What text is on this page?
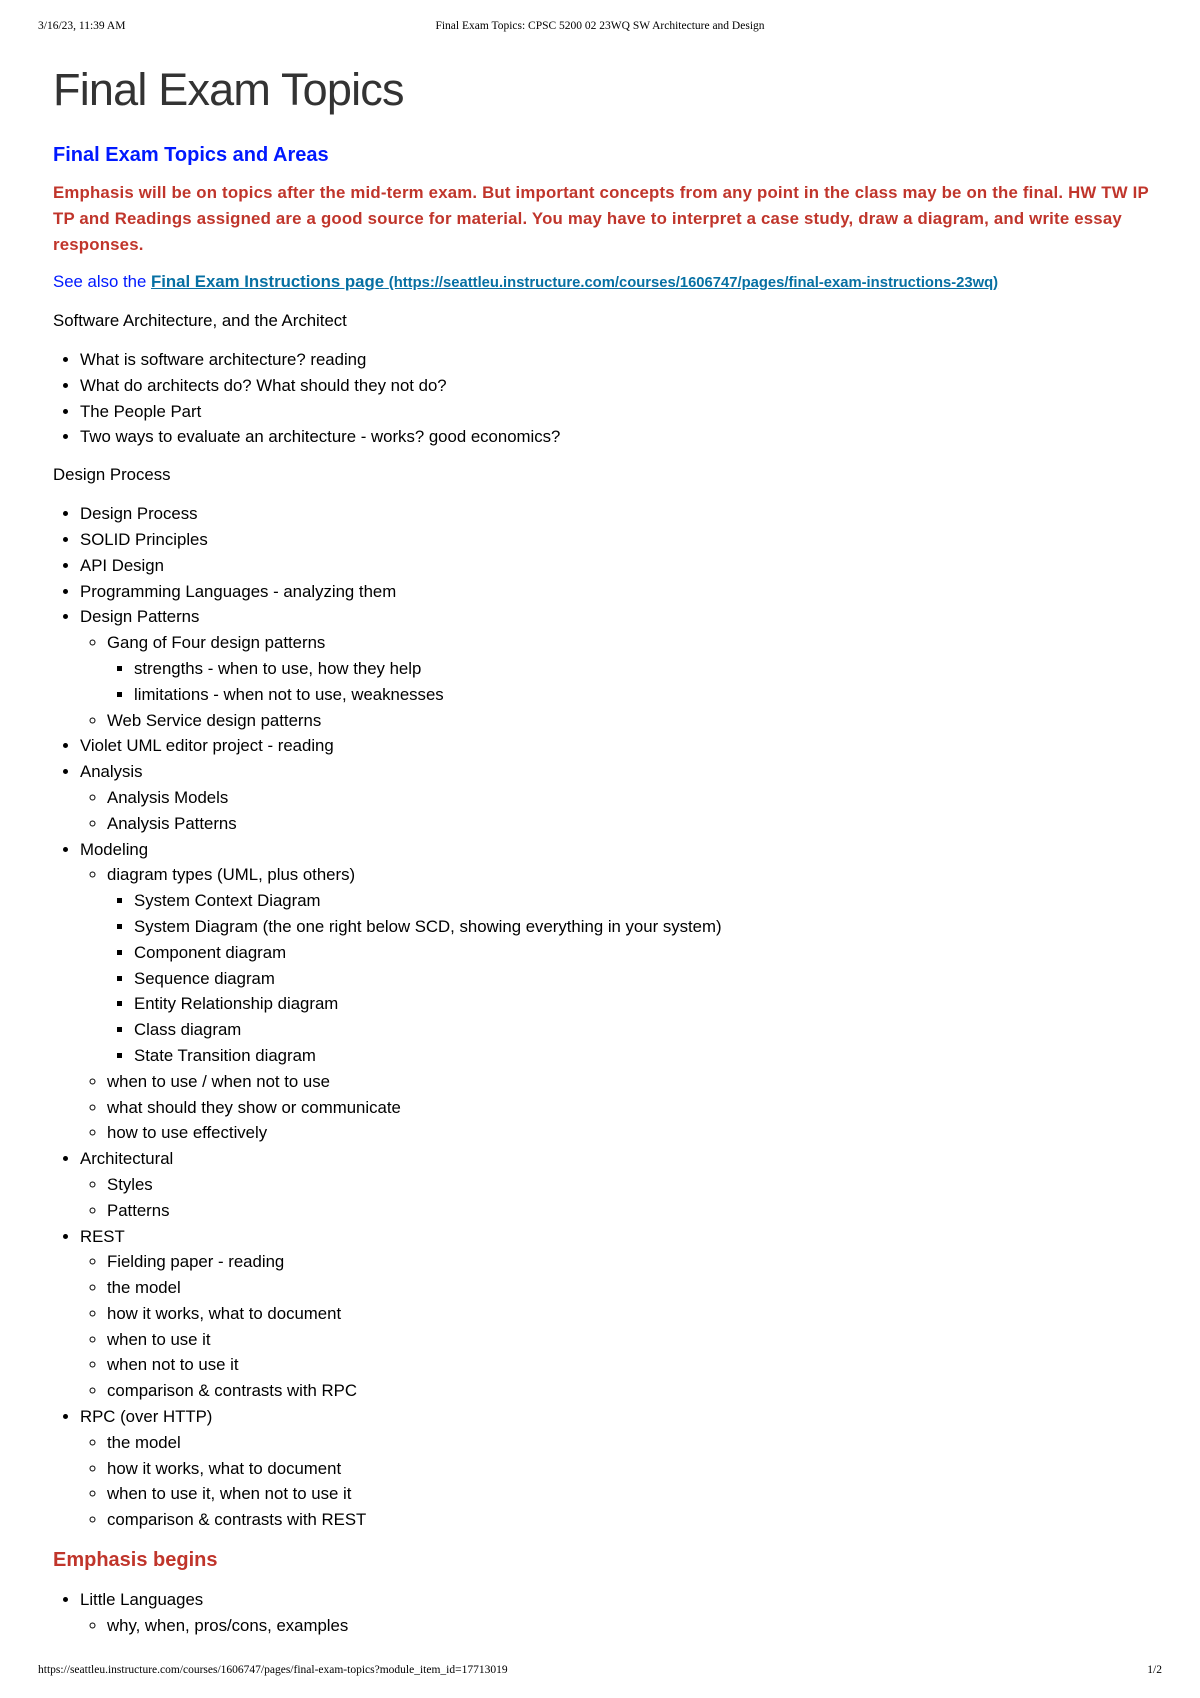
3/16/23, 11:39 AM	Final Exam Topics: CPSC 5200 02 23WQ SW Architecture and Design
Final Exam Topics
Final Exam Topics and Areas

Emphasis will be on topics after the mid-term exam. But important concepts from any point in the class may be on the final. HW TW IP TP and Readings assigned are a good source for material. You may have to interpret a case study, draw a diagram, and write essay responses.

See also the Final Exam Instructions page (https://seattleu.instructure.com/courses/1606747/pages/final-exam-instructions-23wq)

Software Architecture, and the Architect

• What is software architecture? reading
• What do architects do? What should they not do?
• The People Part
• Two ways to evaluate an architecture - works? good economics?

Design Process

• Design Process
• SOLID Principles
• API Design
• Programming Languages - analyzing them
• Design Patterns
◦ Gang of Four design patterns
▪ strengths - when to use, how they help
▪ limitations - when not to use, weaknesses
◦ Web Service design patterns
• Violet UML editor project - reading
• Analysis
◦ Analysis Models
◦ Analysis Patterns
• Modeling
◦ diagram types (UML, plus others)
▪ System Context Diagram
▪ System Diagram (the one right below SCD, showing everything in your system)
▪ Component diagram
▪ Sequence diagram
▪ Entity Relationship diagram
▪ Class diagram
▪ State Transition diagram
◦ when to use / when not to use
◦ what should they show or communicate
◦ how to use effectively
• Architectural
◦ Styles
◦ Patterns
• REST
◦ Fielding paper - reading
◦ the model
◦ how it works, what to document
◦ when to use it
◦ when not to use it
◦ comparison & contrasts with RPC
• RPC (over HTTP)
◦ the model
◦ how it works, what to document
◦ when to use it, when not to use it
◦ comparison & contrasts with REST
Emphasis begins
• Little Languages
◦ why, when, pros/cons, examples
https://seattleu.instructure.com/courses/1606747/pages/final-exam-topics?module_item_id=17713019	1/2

* * *

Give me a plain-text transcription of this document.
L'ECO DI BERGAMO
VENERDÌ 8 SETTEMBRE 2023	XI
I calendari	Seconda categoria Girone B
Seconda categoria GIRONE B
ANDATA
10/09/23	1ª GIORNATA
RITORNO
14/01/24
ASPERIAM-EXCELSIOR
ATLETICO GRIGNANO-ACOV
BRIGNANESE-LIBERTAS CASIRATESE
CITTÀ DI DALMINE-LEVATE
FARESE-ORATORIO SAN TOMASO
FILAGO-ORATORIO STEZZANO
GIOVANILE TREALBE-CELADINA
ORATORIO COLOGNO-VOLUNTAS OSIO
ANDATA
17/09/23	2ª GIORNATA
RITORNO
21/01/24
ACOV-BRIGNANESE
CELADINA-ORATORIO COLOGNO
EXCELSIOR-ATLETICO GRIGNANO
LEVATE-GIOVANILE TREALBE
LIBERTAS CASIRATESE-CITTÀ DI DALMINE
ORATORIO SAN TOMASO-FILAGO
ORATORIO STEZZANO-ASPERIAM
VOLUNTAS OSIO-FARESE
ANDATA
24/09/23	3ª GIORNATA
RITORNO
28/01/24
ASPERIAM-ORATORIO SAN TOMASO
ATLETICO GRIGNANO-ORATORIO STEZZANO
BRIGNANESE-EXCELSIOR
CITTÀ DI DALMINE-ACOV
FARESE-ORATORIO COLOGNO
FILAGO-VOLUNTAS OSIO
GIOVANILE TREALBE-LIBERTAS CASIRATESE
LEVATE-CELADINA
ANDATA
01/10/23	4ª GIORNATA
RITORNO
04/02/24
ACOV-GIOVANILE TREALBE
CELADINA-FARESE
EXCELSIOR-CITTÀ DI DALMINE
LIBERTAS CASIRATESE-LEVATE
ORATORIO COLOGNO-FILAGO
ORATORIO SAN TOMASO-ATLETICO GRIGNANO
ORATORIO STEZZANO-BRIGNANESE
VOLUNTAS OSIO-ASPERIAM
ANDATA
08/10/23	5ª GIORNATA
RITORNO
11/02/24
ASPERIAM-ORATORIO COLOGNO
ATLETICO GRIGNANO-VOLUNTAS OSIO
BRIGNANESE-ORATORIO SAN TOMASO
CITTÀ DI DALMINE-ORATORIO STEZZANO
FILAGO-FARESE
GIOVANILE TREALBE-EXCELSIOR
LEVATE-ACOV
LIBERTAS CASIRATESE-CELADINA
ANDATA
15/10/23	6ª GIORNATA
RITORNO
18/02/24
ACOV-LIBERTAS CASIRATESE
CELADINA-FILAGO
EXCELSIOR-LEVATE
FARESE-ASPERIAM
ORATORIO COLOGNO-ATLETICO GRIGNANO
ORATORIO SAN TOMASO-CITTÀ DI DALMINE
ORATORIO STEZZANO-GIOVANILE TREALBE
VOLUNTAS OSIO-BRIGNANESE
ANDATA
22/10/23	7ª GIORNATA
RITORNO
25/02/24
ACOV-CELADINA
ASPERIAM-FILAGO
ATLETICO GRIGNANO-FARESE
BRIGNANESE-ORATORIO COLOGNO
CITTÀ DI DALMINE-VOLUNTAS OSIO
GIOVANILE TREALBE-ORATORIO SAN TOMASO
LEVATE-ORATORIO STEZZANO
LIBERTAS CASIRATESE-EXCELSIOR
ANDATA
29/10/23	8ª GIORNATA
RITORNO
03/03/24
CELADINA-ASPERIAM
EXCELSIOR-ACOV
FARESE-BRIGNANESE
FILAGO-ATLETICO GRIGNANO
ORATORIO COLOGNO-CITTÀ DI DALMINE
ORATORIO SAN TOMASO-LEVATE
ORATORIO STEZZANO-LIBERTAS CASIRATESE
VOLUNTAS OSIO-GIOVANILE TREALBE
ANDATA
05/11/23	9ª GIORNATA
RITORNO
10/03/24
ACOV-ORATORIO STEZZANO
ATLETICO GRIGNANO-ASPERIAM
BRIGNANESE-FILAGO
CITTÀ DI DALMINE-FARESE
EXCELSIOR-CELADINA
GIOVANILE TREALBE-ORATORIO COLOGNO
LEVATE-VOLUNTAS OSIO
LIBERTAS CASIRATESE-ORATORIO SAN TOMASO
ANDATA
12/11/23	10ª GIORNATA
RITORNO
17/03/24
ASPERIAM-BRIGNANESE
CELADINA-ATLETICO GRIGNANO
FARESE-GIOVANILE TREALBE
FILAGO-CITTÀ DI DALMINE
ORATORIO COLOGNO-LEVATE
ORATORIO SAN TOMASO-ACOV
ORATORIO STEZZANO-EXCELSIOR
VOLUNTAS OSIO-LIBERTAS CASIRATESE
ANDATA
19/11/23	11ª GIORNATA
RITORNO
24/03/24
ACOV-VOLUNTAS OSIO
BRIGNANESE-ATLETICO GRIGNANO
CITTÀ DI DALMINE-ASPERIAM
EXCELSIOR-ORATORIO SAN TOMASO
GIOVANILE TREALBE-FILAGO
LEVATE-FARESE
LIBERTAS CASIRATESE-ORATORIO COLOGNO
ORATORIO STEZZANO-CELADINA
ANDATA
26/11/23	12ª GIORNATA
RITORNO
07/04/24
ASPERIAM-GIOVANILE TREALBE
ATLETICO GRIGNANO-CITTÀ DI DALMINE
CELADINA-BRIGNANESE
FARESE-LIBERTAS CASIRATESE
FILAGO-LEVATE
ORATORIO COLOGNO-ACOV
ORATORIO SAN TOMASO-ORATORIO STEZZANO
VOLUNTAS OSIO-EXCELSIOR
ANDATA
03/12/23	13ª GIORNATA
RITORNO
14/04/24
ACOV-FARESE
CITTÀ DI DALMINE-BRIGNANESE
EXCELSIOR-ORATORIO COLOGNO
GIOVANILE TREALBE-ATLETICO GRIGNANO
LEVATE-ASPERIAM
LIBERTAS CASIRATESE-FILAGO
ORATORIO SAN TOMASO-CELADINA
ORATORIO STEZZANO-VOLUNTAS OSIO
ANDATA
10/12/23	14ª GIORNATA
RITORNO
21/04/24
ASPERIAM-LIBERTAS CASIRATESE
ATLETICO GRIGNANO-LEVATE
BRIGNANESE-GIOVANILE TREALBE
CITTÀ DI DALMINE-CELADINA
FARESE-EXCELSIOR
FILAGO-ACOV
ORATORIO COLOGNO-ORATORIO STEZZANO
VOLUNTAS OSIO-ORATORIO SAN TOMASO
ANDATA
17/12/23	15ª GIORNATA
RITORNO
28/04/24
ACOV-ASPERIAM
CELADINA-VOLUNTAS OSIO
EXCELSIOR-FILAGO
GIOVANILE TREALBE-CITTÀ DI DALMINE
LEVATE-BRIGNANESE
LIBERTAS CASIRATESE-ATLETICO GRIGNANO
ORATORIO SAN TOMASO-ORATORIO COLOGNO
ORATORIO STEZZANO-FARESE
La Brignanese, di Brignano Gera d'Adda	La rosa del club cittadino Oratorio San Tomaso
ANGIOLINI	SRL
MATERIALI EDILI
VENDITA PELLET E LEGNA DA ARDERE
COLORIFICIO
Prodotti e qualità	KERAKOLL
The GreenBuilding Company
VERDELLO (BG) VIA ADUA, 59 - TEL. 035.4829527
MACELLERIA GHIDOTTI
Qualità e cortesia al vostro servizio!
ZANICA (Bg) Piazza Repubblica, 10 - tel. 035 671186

Description of the task: Pull out every line holding "with" from the records above, and copy it.

Output for this exercise:
◦ comparison & contrasts with RPC
◦ comparison & contrasts with REST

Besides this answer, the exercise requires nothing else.